#### ENTRIES SUPPLIED ####

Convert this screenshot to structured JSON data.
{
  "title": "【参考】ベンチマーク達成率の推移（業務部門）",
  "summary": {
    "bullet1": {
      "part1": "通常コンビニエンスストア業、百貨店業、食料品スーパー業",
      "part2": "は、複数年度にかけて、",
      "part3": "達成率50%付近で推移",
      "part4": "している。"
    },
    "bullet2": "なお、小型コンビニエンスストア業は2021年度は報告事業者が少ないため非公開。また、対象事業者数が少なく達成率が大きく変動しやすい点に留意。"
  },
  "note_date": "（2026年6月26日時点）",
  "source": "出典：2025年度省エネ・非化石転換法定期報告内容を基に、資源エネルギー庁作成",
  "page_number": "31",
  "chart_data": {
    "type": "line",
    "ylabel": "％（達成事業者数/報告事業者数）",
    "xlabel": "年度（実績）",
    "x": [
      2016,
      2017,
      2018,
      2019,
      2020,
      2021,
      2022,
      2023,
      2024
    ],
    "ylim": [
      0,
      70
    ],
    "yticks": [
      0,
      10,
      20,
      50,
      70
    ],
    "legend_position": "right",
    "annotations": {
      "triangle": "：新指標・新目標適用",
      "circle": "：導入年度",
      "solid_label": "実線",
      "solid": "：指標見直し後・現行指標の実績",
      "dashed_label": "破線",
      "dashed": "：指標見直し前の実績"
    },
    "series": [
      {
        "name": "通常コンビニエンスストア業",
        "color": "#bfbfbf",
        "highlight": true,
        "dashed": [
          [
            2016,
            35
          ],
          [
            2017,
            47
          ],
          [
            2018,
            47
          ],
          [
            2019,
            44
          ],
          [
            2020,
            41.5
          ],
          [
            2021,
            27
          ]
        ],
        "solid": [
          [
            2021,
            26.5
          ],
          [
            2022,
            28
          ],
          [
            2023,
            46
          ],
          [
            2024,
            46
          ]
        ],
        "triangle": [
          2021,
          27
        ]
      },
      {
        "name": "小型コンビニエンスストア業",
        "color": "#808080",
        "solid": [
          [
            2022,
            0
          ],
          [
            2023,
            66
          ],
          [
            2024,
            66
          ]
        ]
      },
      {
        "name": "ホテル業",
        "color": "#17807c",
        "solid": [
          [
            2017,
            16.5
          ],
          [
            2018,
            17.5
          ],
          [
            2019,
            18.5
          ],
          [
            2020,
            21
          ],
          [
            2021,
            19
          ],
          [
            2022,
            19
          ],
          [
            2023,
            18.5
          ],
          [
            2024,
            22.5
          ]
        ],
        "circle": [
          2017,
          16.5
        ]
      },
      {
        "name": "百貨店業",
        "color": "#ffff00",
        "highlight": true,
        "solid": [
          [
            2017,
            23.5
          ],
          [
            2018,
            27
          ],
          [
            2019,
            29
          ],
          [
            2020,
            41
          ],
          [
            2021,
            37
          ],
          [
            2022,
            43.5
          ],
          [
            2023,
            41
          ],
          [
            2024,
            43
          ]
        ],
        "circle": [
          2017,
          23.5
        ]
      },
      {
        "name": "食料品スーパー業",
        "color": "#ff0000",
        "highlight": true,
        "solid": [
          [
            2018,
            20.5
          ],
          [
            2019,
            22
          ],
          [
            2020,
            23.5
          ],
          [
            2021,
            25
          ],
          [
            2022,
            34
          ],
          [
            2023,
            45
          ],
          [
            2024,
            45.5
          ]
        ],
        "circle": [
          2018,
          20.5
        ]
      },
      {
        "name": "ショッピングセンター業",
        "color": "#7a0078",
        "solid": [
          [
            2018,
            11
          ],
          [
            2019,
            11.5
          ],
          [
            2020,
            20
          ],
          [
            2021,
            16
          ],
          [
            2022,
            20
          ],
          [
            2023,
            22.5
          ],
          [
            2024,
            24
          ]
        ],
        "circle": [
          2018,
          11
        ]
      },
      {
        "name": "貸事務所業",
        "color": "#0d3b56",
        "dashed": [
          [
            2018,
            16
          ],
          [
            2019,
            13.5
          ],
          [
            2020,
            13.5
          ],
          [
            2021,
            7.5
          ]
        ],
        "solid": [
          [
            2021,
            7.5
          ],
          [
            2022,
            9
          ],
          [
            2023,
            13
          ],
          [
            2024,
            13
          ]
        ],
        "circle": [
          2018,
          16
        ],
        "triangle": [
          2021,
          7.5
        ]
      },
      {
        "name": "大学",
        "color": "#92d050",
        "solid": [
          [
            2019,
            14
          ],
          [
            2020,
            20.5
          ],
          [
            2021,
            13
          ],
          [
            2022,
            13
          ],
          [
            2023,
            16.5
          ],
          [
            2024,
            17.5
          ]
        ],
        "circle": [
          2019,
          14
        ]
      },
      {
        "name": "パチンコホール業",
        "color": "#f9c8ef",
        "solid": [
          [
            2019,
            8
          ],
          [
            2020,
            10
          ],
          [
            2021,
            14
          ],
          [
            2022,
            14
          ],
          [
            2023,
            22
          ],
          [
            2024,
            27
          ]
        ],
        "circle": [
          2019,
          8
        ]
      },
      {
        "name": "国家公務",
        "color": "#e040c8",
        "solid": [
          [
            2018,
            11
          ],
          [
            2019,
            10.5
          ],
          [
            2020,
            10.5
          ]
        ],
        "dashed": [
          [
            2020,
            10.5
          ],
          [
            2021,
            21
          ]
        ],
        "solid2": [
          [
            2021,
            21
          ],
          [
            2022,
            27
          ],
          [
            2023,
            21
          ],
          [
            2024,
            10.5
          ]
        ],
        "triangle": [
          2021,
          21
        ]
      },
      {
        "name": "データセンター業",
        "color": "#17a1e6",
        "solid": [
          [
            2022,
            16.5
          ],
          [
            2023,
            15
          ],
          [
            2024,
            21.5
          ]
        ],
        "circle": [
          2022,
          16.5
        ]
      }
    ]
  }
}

####

## TASK OBJECTIVE
Every record shown above must be echoed exactly.

## THE SOLUTION
Convert this screenshot to structured JSON data.
{
  "title": "【参考】ベンチマーク達成率の推移（業務部門）",
  "summary": {
    "bullet1": {
      "part1": "通常コンビニエンスストア業、百貨店業、食料品スーパー業",
      "part2": "は、複数年度にかけて、",
      "part3": "達成率50%付近で推移",
      "part4": "している。"
    },
    "bullet2": "なお、小型コンビニエンスストア業は2021年度は報告事業者が少ないため非公開。また、対象事業者数が少なく達成率が大きく変動しやすい点に留意。"
  },
  "note_date": "（2026年6月26日時点）",
  "source": "出典：2025年度省エネ・非化石転換法定期報告内容を基に、資源エネルギー庁作成",
  "page_number": "31",
  "chart_data": {
    "type": "line",
    "ylabel": "％（達成事業者数/報告事業者数）",
    "xlabel": "年度（実績）",
    "x": [
      2016,
      2017,
      2018,
      2019,
      2020,
      2021,
      2022,
      2023,
      2024
    ],
    "ylim": [
      0,
      70
    ],
    "yticks": [
      0,
      10,
      20,
      50,
      70
    ],
    "legend_position": "right",
    "annotations": {
      "triangle": "：新指標・新目標適用",
      "circle": "：導入年度",
      "solid_label": "実線",
      "solid": "：指標見直し後・現行指標の実績",
      "dashed_label": "破線",
      "dashed": "：指標見直し前の実績"
    },
    "series": [
      {
        "name": "通常コンビニエンスストア業",
        "color": "#bfbfbf",
        "highlight": true,
        "dashed": [
          [
            2016,
            35
          ],
          [
            2017,
            47
          ],
          [
            2018,
            47
          ],
          [
            2019,
            44
          ],
          [
            2020,
            41.5
          ],
          [
            2021,
            27
          ]
        ],
        "solid": [
          [
            2021,
            26.5
          ],
          [
            2022,
            28
          ],
          [
            2023,
            46
          ],
          [
            2024,
            46
          ]
        ],
        "triangle": [
          2021,
          27
        ]
      },
      {
        "name": "小型コンビニエンスストア業",
        "color": "#808080",
        "solid": [
          [
            2022,
            0
          ],
          [
            2023,
            66
          ],
          [
            2024,
            66
          ]
        ]
      },
      {
        "name": "ホテル業",
        "color": "#17807c",
        "solid": [
          [
            2017,
            16.5
          ],
          [
            2018,
            17.5
          ],
          [
            2019,
            18.5
          ],
          [
            2020,
            21
          ],
          [
            2021,
            19
          ],
          [
            2022,
            19
          ],
          [
            2023,
            18.5
          ],
          [
            2024,
            22.5
          ]
        ],
        "circle": [
          2017,
          16.5
        ]
      },
      {
        "name": "百貨店業",
        "color": "#ffff00",
        "highlight": true,
        "solid": [
          [
            2017,
            23.5
          ],
          [
            2018,
            27
          ],
          [
            2019,
            29
          ],
          [
            2020,
            41
          ],
          [
            2021,
            37
          ],
          [
            2022,
            43.5
          ],
          [
            2023,
            41
          ],
          [
            2024,
            43
          ]
        ],
        "circle": [
          2017,
          23.5
        ]
      },
      {
        "name": "食料品スーパー業",
        "color": "#ff0000",
        "highlight": true,
        "solid": [
          [
            2018,
            20.5
          ],
          [
            2019,
            22
          ],
          [
            2020,
            23.5
          ],
          [
            2021,
            25
          ],
          [
            2022,
            34
          ],
          [
            2023,
            45
          ],
          [
            2024,
            45.5
          ]
        ],
        "circle": [
          2018,
          20.5
        ]
      },
      {
        "name": "ショッピングセンター業",
        "color": "#7a0078",
        "solid": [
          [
            2018,
            11
          ],
          [
            2019,
            11.5
          ],
          [
            2020,
            20
          ],
          [
            2021,
            16
          ],
          [
            2022,
            20
          ],
          [
            2023,
            22.5
          ],
          [
            2024,
            24
          ]
        ],
        "circle": [
          2018,
          11
        ]
      },
      {
        "name": "貸事務所業",
        "color": "#0d3b56",
        "dashed": [
          [
            2018,
            16
          ],
          [
            2019,
            13.5
          ],
          [
            2020,
            13.5
          ],
          [
            2021,
            7.5
          ]
        ],
        "solid": [
          [
            2021,
            7.5
          ],
          [
            2022,
            9
          ],
          [
            2023,
            13
          ],
          [
            2024,
            13
          ]
        ],
        "circle": [
          2018,
          16
        ],
        "triangle": [
          2021,
          7.5
        ]
      },
      {
        "name": "大学",
        "color": "#92d050",
        "solid": [
          [
            2019,
            14
          ],
          [
            2020,
            20.5
          ],
          [
            2021,
            13
          ],
          [
            2022,
            13
          ],
          [
            2023,
            16.5
          ],
          [
            2024,
            17.5
          ]
        ],
        "circle": [
          2019,
          14
        ]
      },
      {
        "name": "パチンコホール業",
        "color": "#f9c8ef",
        "solid": [
          [
            2019,
            8
          ],
          [
            2020,
            10
          ],
          [
            2021,
            14
          ],
          [
            2022,
            14
          ],
          [
            2023,
            22
          ],
          [
            2024,
            27
          ]
        ],
        "circle": [
          2019,
          8
        ]
      },
      {
        "name": "国家公務",
        "color": "#e040c8",
        "solid": [
          [
            2018,
            11
          ],
          [
            2019,
            10.5
          ],
          [
            2020,
            10.5
          ]
        ],
        "dashed": [
          [
            2020,
            10.5
          ],
          [
            2021,
            21
          ]
        ],
        "solid2": [
          [
            2021,
            21
          ],
          [
            2022,
            27
          ],
          [
            2023,
            21
          ],
          [
            2024,
            10.5
          ]
        ],
        "triangle": [
          2021,
          21
        ]
      },
      {
        "name": "データセンター業",
        "color": "#17a1e6",
        "solid": [
          [
            2022,
            16.5
          ],
          [
            2023,
            15
          ],
          [
            2024,
            21.5
          ]
        ],
        "circle": [
          2022,
          16.5
        ]
      }
    ]
  }
}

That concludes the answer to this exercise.